--- BEGIN INPUT ---

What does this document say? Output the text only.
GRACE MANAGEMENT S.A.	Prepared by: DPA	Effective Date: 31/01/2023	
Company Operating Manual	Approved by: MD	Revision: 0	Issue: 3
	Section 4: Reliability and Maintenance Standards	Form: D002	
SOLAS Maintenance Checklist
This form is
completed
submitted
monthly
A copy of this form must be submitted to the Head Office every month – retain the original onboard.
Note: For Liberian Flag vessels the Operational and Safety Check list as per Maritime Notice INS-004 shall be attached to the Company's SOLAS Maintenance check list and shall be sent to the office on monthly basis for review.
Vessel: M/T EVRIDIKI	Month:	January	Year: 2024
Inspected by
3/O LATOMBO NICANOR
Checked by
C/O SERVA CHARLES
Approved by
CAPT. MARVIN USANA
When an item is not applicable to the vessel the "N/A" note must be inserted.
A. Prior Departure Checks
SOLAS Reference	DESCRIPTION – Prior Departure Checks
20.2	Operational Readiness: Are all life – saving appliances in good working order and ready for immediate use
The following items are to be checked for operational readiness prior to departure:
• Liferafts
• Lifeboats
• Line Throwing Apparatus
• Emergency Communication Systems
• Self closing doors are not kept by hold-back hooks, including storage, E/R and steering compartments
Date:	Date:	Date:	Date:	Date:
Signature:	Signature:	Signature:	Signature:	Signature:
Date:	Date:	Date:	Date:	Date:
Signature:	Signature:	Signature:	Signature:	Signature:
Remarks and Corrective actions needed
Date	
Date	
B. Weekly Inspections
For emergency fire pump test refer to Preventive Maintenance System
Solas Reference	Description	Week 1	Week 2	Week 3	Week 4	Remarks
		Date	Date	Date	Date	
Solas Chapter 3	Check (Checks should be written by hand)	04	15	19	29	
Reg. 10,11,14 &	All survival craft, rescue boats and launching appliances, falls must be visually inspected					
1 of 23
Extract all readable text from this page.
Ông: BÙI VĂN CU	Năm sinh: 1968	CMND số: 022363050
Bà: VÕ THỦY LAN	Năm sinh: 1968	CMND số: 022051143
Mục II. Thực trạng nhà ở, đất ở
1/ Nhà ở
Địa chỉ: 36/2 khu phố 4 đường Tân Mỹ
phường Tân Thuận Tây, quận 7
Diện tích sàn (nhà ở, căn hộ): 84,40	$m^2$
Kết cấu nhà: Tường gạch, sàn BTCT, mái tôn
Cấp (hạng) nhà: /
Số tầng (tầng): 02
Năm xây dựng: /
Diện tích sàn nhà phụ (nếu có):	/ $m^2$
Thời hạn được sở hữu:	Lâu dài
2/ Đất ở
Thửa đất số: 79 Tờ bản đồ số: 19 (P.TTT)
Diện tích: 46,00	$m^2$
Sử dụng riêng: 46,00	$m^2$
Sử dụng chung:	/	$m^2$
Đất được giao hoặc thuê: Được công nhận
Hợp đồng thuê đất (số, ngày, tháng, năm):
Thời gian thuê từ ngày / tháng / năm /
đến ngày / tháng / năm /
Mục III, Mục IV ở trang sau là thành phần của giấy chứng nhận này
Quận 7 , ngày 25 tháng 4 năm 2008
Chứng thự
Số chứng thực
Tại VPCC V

--- END INPUT ---

» **WHAT THE TASK ASKS**
Find every line that holds "nhận" and copy it.

» **WORKED ANSWER**
Đất được giao hoặc thuê: Được công nhận
Mục III, Mục IV ở trang sau là thành phần của giấy chứng nhận này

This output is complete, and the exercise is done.